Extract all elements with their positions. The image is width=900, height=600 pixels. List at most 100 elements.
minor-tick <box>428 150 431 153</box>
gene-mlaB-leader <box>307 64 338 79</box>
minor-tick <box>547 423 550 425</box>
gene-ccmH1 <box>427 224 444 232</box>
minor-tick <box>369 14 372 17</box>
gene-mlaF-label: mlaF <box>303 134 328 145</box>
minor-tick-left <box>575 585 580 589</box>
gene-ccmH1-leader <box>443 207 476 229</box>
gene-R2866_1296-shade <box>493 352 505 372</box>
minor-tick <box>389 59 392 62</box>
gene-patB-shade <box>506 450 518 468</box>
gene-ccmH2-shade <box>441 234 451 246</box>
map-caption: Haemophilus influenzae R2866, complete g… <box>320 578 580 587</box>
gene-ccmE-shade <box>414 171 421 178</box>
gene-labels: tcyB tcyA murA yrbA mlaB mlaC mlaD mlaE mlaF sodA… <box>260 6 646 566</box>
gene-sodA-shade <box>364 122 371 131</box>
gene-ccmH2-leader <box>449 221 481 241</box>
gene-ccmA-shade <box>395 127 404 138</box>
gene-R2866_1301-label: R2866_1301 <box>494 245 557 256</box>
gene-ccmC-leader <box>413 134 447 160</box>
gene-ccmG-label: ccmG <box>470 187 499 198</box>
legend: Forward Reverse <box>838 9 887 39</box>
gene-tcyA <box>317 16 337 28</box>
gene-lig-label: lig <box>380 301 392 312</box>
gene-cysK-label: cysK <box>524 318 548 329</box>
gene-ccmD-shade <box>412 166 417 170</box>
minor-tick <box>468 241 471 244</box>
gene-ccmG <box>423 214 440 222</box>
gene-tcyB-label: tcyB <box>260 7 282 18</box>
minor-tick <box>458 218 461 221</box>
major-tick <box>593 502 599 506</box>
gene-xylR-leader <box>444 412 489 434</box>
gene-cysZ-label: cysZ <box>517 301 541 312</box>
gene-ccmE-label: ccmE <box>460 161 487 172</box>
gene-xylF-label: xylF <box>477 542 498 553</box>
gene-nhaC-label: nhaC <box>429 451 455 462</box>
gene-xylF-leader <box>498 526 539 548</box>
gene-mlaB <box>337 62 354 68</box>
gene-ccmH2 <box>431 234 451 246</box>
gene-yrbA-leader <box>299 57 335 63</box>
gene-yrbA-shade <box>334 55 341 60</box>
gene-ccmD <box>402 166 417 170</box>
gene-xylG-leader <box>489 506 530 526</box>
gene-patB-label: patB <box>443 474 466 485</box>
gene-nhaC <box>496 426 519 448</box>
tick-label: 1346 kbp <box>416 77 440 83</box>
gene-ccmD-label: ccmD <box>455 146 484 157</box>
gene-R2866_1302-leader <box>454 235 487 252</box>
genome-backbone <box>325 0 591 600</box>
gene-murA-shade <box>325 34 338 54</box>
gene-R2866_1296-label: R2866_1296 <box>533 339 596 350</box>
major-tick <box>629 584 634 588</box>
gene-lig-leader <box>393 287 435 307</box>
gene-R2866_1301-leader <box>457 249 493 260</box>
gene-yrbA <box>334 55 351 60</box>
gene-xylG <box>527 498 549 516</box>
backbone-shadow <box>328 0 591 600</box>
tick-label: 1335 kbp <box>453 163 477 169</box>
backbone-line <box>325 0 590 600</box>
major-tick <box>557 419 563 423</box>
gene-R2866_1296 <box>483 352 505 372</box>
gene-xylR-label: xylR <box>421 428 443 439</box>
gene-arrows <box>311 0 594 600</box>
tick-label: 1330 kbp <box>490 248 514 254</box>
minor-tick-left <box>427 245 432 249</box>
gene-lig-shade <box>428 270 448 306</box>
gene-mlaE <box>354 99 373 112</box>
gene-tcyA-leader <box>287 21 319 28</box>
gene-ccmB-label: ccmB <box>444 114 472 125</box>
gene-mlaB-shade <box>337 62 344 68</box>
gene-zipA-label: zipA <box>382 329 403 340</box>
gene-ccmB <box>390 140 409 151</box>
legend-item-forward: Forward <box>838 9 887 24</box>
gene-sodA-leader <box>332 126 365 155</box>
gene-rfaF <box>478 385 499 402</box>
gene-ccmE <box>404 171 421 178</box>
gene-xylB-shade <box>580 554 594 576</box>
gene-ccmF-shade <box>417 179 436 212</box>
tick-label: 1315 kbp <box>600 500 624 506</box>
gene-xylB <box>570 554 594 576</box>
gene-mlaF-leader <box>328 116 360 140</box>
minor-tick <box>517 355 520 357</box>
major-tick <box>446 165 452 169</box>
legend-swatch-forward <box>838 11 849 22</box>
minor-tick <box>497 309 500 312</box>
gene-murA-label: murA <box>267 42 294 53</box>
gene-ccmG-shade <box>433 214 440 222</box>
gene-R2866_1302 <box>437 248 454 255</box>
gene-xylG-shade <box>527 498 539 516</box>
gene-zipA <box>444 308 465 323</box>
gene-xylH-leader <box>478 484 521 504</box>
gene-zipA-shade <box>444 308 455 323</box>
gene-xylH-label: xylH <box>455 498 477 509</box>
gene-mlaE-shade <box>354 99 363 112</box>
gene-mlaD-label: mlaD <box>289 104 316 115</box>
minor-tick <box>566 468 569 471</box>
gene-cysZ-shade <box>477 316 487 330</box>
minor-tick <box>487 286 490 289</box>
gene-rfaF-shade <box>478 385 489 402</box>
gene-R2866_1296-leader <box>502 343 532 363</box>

— Exercise instructions —
Reproduce the lines above. Leave each one as it is.

— Answer for this exercise —
Extract all elements with their positions. The image is width=900, height=600 pixels. List at most 100 elements.
minor-tick <box>428 150 431 153</box>
gene-mlaB-leader <box>307 64 338 79</box>
minor-tick <box>547 423 550 425</box>
gene-ccmH1 <box>427 224 444 232</box>
minor-tick <box>369 14 372 17</box>
gene-mlaF-label: mlaF <box>303 134 328 145</box>
minor-tick-left <box>575 585 580 589</box>
gene-ccmH1-leader <box>443 207 476 229</box>
gene-R2866_1296-shade <box>493 352 505 372</box>
minor-tick <box>389 59 392 62</box>
gene-patB-shade <box>506 450 518 468</box>
gene-ccmH2-shade <box>441 234 451 246</box>
map-caption: Haemophilus influenzae R2866, complete g… <box>320 578 580 587</box>
gene-ccmE-shade <box>414 171 421 178</box>
gene-labels: tcyB tcyA murA yrbA mlaB mlaC mlaD mlaE mlaF sodA… <box>260 6 646 566</box>
gene-sodA-shade <box>364 122 371 131</box>
gene-ccmH2-leader <box>449 221 481 241</box>
gene-ccmA-shade <box>395 127 404 138</box>
gene-R2866_1301-label: R2866_1301 <box>494 245 557 256</box>
gene-ccmC-leader <box>413 134 447 160</box>
gene-ccmG-label: ccmG <box>470 187 499 198</box>
legend: Forward Reverse <box>838 9 887 39</box>
gene-tcyA <box>317 16 337 28</box>
gene-lig-label: lig <box>380 301 392 312</box>
gene-cysK-label: cysK <box>524 318 548 329</box>
gene-ccmD-shade <box>412 166 417 170</box>
minor-tick <box>468 241 471 244</box>
gene-ccmG <box>423 214 440 222</box>
gene-tcyB-label: tcyB <box>260 7 282 18</box>
minor-tick <box>458 218 461 221</box>
major-tick <box>593 502 599 506</box>
gene-xylR-leader <box>444 412 489 434</box>
gene-cysZ-label: cysZ <box>517 301 541 312</box>
gene-ccmE-label: ccmE <box>460 161 487 172</box>
gene-xylF-label: xylF <box>477 542 498 553</box>
gene-nhaC-label: nhaC <box>429 451 455 462</box>
gene-xylF-leader <box>498 526 539 548</box>
gene-mlaB <box>337 62 354 68</box>
gene-ccmH2 <box>431 234 451 246</box>
gene-yrbA-leader <box>299 57 335 63</box>
gene-yrbA-shade <box>334 55 341 60</box>
gene-ccmD <box>402 166 417 170</box>
gene-xylG-leader <box>489 506 530 526</box>
gene-patB-label: patB <box>443 474 466 485</box>
gene-nhaC <box>496 426 519 448</box>
tick-label: 1346 kbp <box>416 77 440 83</box>
gene-ccmD-label: ccmD <box>455 146 484 157</box>
gene-R2866_1302-leader <box>454 235 487 252</box>
genome-backbone <box>325 0 591 600</box>
gene-murA-shade <box>325 34 338 54</box>
gene-R2866_1296-label: R2866_1296 <box>533 339 596 350</box>
major-tick <box>629 584 634 588</box>
gene-lig-leader <box>393 287 435 307</box>
gene-R2866_1301-leader <box>457 249 493 260</box>
gene-yrbA <box>334 55 351 60</box>
gene-xylG <box>527 498 549 516</box>
backbone-shadow <box>328 0 591 600</box>
tick-label: 1335 kbp <box>453 163 477 169</box>
backbone-line <box>325 0 590 600</box>
major-tick <box>557 419 563 423</box>
gene-R2866_1296 <box>483 352 505 372</box>
gene-xylR-label: xylR <box>421 428 443 439</box>
gene-arrows <box>311 0 594 600</box>
tick-label: 1330 kbp <box>490 248 514 254</box>
minor-tick-left <box>427 245 432 249</box>
gene-lig-shade <box>428 270 448 306</box>
gene-mlaE <box>354 99 373 112</box>
gene-tcyA-leader <box>287 21 319 28</box>
gene-ccmB-label: ccmB <box>444 114 472 125</box>
gene-mlaB-shade <box>337 62 344 68</box>
gene-zipA-label: zipA <box>382 329 403 340</box>
gene-ccmB <box>390 140 409 151</box>
legend-item-forward: Forward <box>838 9 887 24</box>
gene-sodA-leader <box>332 126 365 155</box>
gene-rfaF <box>478 385 499 402</box>
gene-ccmE <box>404 171 421 178</box>
gene-xylB-shade <box>580 554 594 576</box>
gene-ccmF-shade <box>417 179 436 212</box>
tick-label: 1315 kbp <box>600 500 624 506</box>
gene-xylB <box>570 554 594 576</box>
gene-mlaF-leader <box>328 116 360 140</box>
minor-tick <box>517 355 520 357</box>
major-tick <box>446 165 452 169</box>
legend-swatch-forward <box>838 11 849 22</box>
minor-tick <box>497 309 500 312</box>
gene-murA-label: murA <box>267 42 294 53</box>
gene-ccmG-shade <box>433 214 440 222</box>
gene-R2866_1302 <box>437 248 454 255</box>
gene-xylG-shade <box>527 498 539 516</box>
gene-zipA <box>444 308 465 323</box>
gene-xylH-leader <box>478 484 521 504</box>
gene-zipA-shade <box>444 308 455 323</box>
gene-xylH-label: xylH <box>455 498 477 509</box>
gene-mlaE-shade <box>354 99 363 112</box>
gene-mlaD-label: mlaD <box>289 104 316 115</box>
minor-tick <box>566 468 569 471</box>
gene-cysZ-shade <box>477 316 487 330</box>
minor-tick <box>487 286 490 289</box>
gene-rfaF-shade <box>478 385 489 402</box>
gene-R2866_1296-leader <box>502 343 532 363</box>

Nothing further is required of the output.